**TASK BRIEF**
How many lines hold the string "actions"? Give only the number.

**SUPPLIED INFORMATION**
_____

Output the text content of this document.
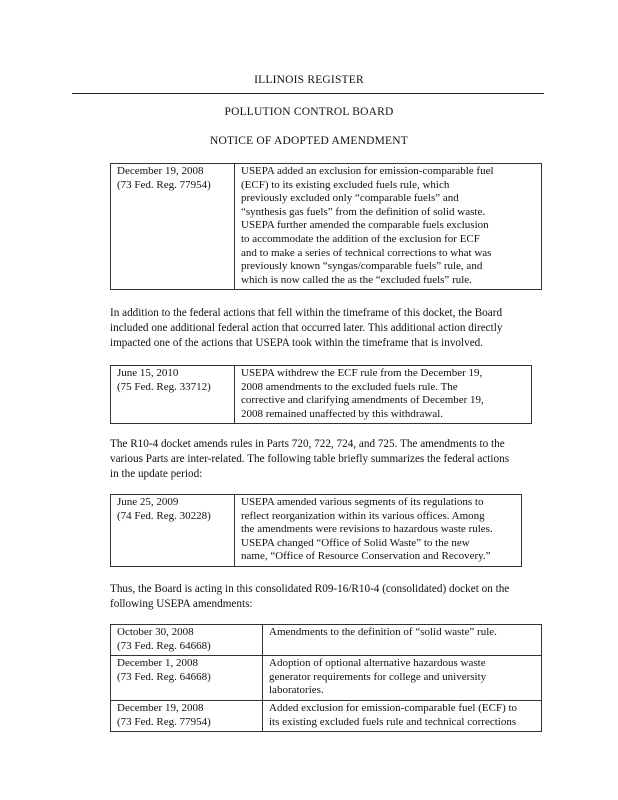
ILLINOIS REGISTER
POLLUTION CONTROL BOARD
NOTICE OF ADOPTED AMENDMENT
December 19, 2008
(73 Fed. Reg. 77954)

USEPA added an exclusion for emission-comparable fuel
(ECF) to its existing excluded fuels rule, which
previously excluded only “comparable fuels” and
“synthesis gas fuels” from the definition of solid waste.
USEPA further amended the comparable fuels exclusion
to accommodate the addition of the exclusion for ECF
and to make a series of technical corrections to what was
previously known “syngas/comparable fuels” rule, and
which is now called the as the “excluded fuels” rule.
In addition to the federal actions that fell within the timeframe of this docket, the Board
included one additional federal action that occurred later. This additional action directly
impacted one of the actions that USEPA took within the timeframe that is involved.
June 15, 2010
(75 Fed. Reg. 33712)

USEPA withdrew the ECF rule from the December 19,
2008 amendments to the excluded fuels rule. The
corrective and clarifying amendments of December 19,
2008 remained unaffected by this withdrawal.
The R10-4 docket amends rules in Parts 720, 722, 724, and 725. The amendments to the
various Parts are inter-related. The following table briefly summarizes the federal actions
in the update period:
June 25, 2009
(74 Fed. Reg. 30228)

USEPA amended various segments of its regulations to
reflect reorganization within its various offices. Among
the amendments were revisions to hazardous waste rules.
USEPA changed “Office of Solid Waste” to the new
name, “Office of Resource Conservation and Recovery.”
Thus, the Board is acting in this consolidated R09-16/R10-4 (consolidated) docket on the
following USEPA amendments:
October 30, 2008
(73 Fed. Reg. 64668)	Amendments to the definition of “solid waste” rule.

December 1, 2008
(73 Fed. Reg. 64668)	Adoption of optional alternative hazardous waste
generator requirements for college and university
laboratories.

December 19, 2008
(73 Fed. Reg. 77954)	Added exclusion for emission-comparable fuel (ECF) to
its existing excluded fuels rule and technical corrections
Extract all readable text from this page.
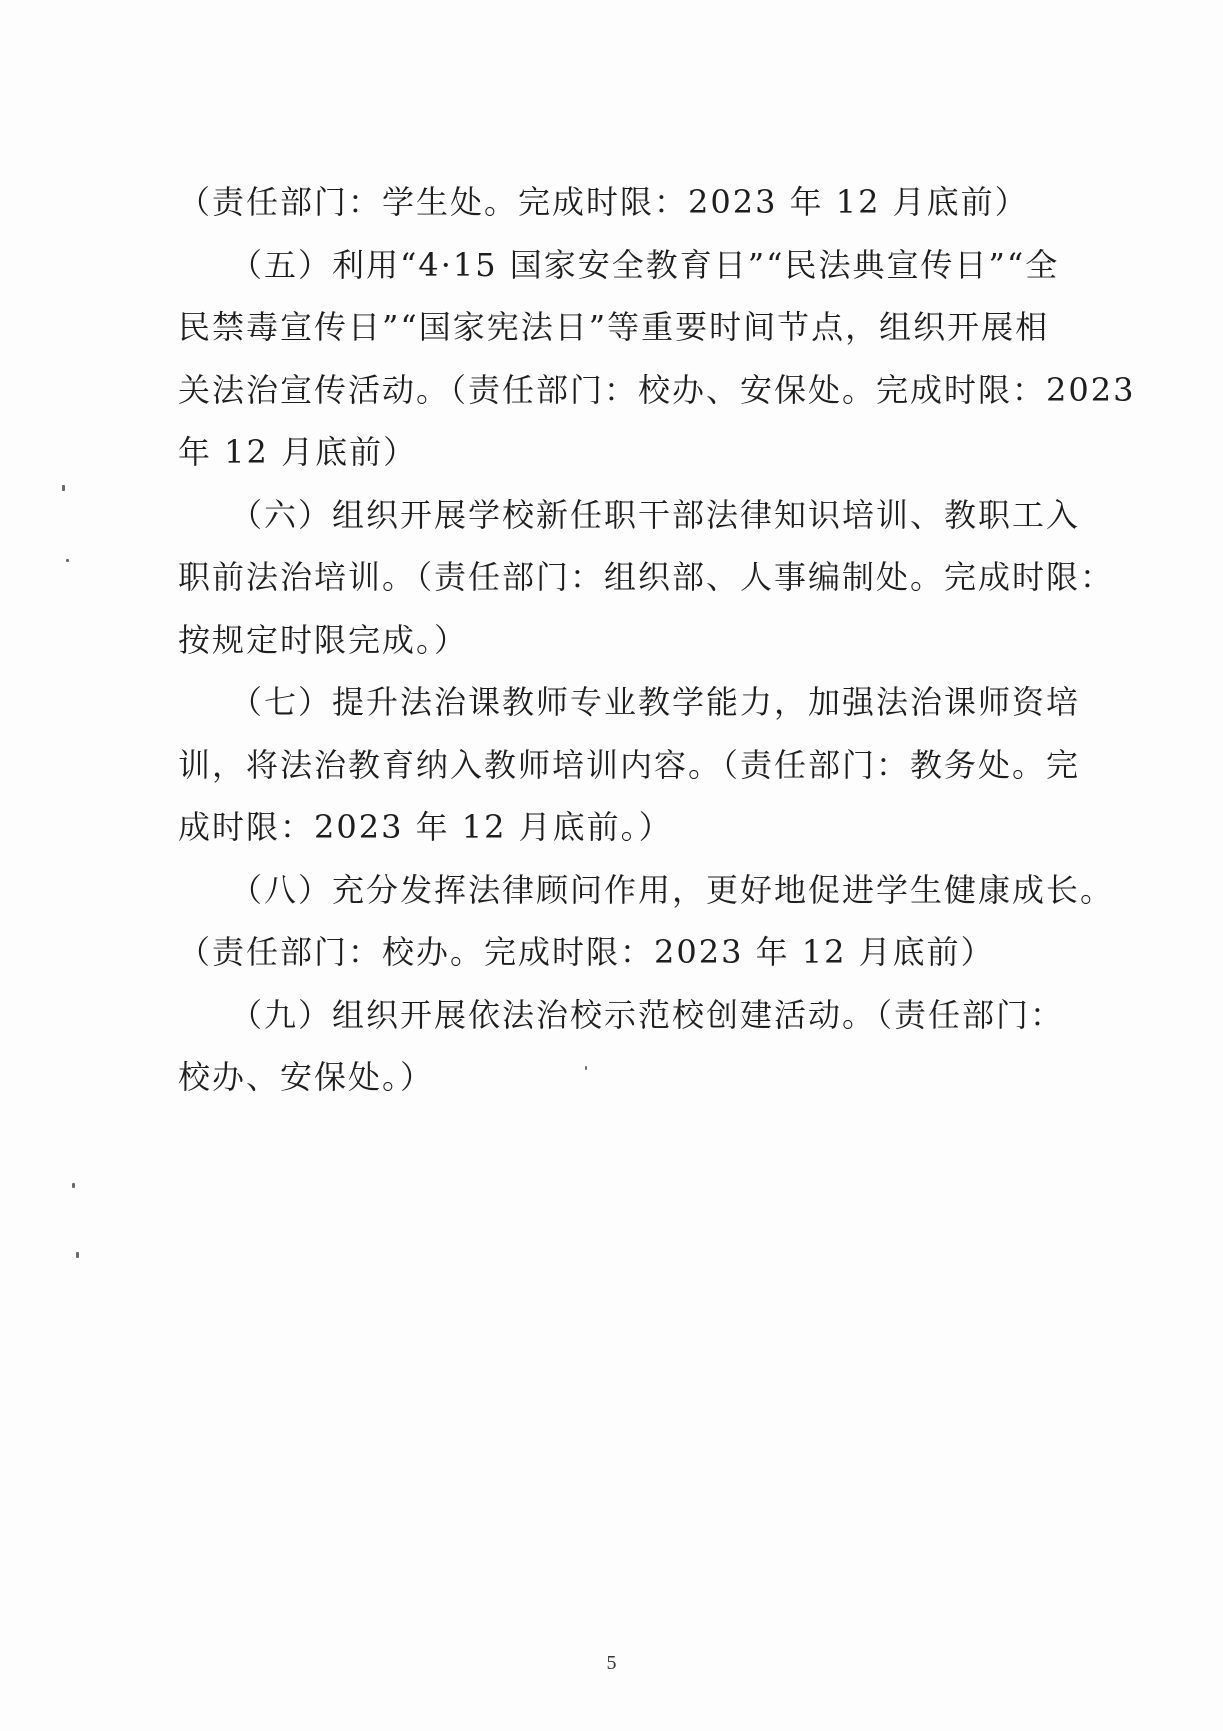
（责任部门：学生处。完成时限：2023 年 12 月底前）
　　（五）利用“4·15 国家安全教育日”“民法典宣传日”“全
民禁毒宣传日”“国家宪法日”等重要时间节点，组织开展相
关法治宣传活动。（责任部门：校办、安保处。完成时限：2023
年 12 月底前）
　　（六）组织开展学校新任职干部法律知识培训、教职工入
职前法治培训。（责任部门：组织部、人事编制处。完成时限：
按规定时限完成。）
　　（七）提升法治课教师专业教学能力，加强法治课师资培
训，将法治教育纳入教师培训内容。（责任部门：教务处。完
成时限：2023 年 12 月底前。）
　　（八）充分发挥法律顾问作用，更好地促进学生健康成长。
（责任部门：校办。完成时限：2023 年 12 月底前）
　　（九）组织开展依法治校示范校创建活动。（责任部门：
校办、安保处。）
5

_____

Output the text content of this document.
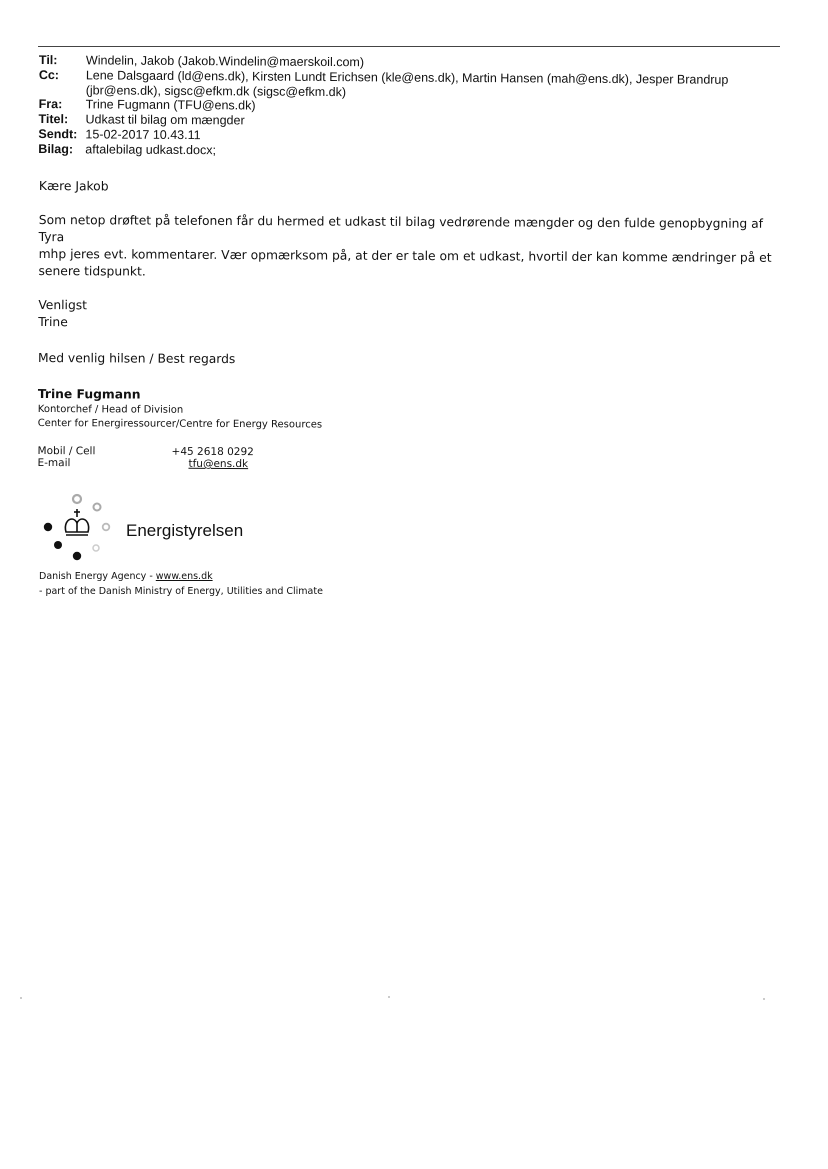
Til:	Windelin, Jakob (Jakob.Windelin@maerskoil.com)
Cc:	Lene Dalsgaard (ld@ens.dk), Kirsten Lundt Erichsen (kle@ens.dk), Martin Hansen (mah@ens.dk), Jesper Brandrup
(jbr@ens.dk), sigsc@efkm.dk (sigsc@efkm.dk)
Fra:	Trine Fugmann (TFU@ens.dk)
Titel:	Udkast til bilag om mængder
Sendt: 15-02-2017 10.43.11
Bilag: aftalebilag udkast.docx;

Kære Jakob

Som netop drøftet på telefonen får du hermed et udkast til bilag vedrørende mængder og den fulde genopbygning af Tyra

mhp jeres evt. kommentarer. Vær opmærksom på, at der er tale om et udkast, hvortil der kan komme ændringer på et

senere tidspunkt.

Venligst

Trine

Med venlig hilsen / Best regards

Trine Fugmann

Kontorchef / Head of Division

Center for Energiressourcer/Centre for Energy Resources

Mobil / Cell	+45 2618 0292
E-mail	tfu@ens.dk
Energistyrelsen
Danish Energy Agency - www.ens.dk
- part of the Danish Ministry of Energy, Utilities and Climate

_____

**TASK OUTPUT**
3